▸ **Brief a**
Please print the part of the provenance listing that runs from "ReDot Fine Art" to "UOVO, 2023 (illus.)".

○ ○ ○ ○ ○ ○ ○

Spinifex Arts Project, Western Australia, cat. no. 20-126

ReDot Fine Art Gallery, Singapore

Collection of Steve Martin & Anne Stringfield, New York

Exhibitions

Selections from Australia’s Western Desert National, Arts Club Gramercy Park, New York, 12 September - 27 October 2022

60 over 50: 60 Paintings from 50 Years of Australian First Nations Art, UOVO, New York, 15 - 20 May, 2023

Literature

Vanessa Merlino and Luke Scholes, 60 over 50: 60 Paintings from 50 Years of Australian First Nations Art, UOVO, 2023 (illus.)

○ ○ ○ ○ ○ ○ ○

▸ **Brief b**
Output the records unchanged from their first line to the line with "scroll-thumb[interactable] <box>400 5", both included.

(Items stored from a collection)
○ ○ ○ ○ ○ ○ ○

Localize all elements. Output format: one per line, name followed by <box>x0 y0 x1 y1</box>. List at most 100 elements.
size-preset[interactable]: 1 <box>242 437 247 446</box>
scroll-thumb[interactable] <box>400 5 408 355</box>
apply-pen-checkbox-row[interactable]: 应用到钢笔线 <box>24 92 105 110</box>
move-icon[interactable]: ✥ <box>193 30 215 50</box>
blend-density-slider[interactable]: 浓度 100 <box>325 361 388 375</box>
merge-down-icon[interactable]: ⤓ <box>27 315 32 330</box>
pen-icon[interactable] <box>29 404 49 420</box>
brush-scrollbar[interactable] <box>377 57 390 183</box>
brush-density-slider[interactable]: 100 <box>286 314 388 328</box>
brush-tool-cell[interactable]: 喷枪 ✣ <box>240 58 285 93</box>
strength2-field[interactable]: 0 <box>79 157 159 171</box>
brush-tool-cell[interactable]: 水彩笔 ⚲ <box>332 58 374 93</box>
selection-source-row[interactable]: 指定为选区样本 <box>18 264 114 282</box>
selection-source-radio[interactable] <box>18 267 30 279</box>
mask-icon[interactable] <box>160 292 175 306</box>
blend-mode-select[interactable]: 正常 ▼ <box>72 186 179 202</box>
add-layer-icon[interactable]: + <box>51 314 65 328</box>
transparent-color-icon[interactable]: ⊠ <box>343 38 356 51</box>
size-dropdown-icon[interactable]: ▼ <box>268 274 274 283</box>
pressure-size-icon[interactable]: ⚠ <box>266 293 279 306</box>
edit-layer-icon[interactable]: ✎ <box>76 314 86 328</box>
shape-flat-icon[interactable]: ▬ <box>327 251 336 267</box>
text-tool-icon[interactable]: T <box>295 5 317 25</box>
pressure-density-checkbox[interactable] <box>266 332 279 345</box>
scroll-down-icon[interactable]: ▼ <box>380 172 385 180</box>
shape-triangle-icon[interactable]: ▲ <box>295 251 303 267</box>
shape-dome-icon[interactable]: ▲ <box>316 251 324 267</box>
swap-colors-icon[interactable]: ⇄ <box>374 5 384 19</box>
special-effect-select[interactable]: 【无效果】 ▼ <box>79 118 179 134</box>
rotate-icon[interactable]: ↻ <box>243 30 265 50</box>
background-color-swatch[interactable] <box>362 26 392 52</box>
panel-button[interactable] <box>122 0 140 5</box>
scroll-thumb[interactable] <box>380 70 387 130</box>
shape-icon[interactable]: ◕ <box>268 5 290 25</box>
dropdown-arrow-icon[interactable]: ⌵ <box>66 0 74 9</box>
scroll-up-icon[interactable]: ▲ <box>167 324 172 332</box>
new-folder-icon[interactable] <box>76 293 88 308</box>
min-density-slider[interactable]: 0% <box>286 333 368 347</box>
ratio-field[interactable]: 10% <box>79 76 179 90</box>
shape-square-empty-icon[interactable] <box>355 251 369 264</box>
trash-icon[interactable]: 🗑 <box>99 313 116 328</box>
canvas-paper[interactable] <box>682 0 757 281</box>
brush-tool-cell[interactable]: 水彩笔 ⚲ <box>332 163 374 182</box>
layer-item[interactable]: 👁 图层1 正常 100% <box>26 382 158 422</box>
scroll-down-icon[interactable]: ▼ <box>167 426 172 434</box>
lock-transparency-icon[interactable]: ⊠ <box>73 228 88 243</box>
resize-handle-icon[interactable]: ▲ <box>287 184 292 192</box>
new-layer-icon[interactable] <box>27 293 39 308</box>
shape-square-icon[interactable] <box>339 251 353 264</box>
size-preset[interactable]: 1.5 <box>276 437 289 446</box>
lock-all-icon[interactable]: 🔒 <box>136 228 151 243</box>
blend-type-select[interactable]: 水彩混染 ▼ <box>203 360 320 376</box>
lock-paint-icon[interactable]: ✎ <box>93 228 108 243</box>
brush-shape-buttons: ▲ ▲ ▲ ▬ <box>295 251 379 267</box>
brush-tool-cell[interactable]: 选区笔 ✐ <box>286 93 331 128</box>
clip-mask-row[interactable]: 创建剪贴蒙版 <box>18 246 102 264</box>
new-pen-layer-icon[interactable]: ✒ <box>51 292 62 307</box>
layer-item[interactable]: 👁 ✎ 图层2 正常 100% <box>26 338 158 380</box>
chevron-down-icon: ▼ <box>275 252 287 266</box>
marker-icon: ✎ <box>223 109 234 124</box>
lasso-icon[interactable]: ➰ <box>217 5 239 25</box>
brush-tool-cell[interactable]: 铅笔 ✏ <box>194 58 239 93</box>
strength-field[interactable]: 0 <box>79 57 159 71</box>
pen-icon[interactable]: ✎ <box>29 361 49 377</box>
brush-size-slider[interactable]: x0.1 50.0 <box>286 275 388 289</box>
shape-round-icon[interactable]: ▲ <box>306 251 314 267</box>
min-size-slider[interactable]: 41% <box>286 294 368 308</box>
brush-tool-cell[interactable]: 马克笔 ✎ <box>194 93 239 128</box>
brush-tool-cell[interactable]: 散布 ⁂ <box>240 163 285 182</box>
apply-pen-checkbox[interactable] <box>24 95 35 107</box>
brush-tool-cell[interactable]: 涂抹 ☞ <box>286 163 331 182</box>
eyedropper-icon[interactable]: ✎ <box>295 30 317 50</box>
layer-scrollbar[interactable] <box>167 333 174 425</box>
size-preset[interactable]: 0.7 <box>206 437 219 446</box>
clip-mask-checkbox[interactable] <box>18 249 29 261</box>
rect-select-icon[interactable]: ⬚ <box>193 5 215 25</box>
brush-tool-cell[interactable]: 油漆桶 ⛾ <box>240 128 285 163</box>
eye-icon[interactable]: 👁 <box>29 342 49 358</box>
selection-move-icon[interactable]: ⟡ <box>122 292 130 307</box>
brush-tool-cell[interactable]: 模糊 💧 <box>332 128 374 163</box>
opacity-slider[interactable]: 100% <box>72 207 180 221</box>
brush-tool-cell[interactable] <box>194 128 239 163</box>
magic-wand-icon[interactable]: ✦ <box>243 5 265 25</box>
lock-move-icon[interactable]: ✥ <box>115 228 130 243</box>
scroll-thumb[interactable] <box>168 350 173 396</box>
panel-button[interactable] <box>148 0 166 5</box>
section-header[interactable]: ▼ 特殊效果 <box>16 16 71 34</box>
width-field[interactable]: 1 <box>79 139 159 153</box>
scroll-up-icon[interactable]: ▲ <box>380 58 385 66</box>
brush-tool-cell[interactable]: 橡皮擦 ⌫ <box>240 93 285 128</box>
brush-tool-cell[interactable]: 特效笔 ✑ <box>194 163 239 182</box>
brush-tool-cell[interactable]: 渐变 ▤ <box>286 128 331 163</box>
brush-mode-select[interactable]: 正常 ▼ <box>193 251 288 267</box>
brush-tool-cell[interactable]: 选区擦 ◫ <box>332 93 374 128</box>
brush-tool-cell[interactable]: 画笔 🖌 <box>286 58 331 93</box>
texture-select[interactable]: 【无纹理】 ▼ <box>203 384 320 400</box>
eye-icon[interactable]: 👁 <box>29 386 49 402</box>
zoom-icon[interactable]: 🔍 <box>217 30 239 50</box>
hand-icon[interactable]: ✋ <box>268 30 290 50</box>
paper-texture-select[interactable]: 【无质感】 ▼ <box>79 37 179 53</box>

○ ○ ○ ○ ○ ○ ○

▸ **Task response a**
ReDot Fine Art Gallery, Singapore

Collection of Steve Martin & Anne Stringfield, New York

Exhibitions

Selections from Australia’s Western Desert National, Arts Club Gramercy Park, New York, 12 September - 27 October 2022

60 over 50: 60 Paintings from 50 Years of Australian First Nations Art, UOVO, New York, 15 - 20 May, 2023

Literature

Vanessa Merlino and Luke Scholes, 60 over 50: 60 Paintings from 50 Years of Australian First Nations Art, UOVO, 2023 (illus.)

▸ **Task response b**
Localize all elements. Output format: one per line, name followed by <box>x0 y0 x1 y1</box>. List at most 100 elements.
size-preset[interactable]: 1 <box>242 437 247 446</box>
scroll-thumb[interactable] <box>400 5 408 355</box>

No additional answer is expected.